Supplied entries:
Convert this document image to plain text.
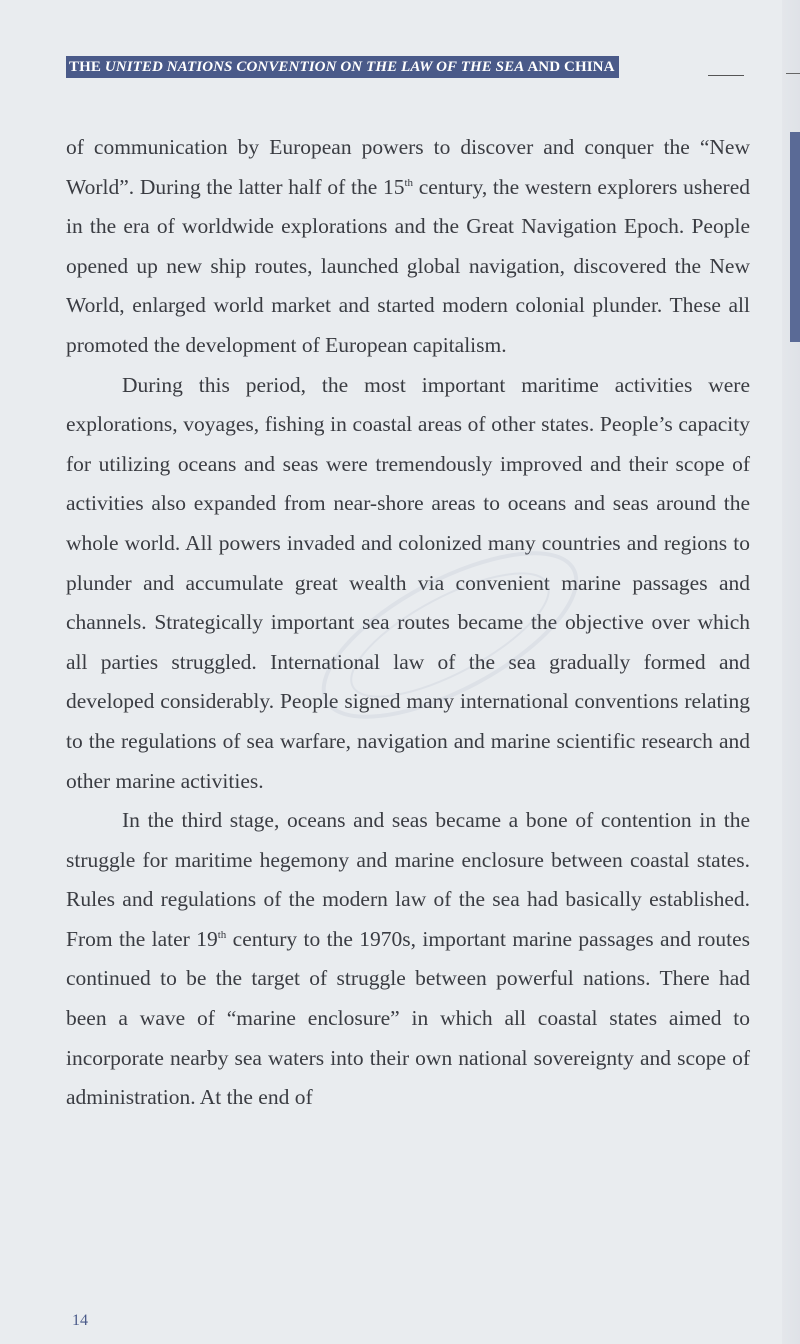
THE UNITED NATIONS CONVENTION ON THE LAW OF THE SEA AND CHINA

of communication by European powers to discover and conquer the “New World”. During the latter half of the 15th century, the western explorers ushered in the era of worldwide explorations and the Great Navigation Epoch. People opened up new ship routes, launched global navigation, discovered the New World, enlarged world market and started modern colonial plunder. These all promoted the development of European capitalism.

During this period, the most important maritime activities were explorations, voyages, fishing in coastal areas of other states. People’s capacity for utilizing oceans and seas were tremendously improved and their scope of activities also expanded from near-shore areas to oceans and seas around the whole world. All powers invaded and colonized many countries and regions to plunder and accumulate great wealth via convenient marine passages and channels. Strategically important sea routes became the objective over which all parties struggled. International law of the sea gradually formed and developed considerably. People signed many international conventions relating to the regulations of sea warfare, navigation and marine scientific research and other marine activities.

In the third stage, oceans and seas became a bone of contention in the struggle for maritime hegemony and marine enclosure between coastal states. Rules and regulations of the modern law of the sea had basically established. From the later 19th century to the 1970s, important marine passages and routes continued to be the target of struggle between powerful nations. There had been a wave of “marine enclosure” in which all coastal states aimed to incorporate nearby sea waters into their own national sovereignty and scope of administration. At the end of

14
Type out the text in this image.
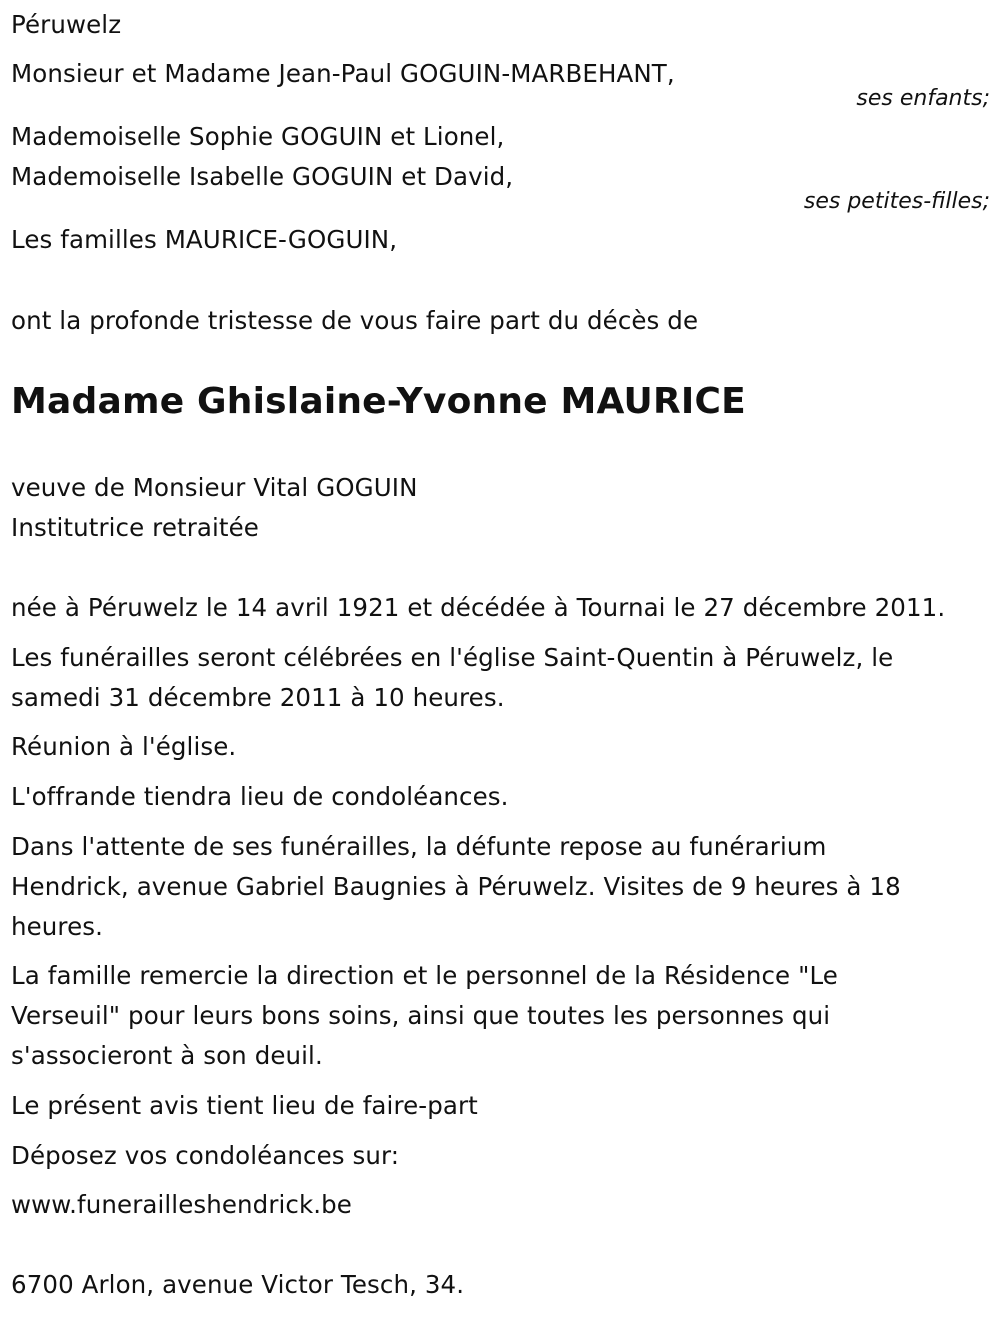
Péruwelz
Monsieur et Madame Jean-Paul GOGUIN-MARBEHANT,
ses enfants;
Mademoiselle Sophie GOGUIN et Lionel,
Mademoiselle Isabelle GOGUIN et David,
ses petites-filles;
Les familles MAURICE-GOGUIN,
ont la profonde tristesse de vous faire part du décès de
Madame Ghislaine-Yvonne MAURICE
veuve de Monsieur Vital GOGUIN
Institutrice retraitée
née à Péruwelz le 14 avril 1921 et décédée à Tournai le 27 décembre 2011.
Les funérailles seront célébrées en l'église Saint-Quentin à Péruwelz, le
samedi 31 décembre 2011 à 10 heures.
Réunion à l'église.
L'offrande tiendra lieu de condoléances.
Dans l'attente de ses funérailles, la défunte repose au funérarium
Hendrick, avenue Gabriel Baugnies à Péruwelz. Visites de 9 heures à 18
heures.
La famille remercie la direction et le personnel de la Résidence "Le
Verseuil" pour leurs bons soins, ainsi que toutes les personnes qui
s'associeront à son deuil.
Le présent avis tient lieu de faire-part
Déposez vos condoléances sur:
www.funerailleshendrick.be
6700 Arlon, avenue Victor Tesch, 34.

Task description: Reproduce each record from above exactly; pictures do not belong in the copy.

Task solution:
Convert this document image to plain text.
THE UNITED NATIONS CONVENTION ON THE LAW OF THE SEA AND CHINA

of communication by European powers to discover and conquer the “New World”. During the latter half of the 15th century, the western explorers ushered in the era of worldwide explorations and the Great Navigation Epoch. People opened up new ship routes, launched global navigation, discovered the New World, enlarged world market and started modern colonial plunder. These all promoted the development of European capitalism.

During this period, the most important maritime activities were explorations, voyages, fishing in coastal areas of other states. People’s capacity for utilizing oceans and seas were tremendously improved and their scope of activities also expanded from near-shore areas to oceans and seas around the whole world. All powers invaded and colonized many countries and regions to plunder and accumulate great wealth via convenient marine passages and channels. Strategically important sea routes became the objective over which all parties struggled. International law of the sea gradually formed and developed considerably. People signed many international conventions relating to the regulations of sea warfare, navigation and marine scientific research and other marine activities.

In the third stage, oceans and seas became a bone of contention in the struggle for maritime hegemony and marine enclosure between coastal states. Rules and regulations of the modern law of the sea had basically established. From the later 19th century to the 1970s, important marine passages and routes continued to be the target of struggle between powerful nations. There had been a wave of “marine enclosure” in which all coastal states aimed to incorporate nearby sea waters into their own national sovereignty and scope of administration. At the end of

14
Type out the text in this image.
Péruwelz
Monsieur et Madame Jean-Paul GOGUIN-MARBEHANT,
ses enfants;
Mademoiselle Sophie GOGUIN et Lionel,
Mademoiselle Isabelle GOGUIN et David,
ses petites-filles;
Les familles MAURICE-GOGUIN,
ont la profonde tristesse de vous faire part du décès de
Madame Ghislaine-Yvonne MAURICE
veuve de Monsieur Vital GOGUIN
Institutrice retraitée
née à Péruwelz le 14 avril 1921 et décédée à Tournai le 27 décembre 2011.
Les funérailles seront célébrées en l'église Saint-Quentin à Péruwelz, le
samedi 31 décembre 2011 à 10 heures.
Réunion à l'église.
L'offrande tiendra lieu de condoléances.
Dans l'attente de ses funérailles, la défunte repose au funérarium
Hendrick, avenue Gabriel Baugnies à Péruwelz. Visites de 9 heures à 18
heures.
La famille remercie la direction et le personnel de la Résidence "Le
Verseuil" pour leurs bons soins, ainsi que toutes les personnes qui
s'associeront à son deuil.
Le présent avis tient lieu de faire-part
Déposez vos condoléances sur:
www.funerailleshendrick.be
6700 Arlon, avenue Victor Tesch, 34.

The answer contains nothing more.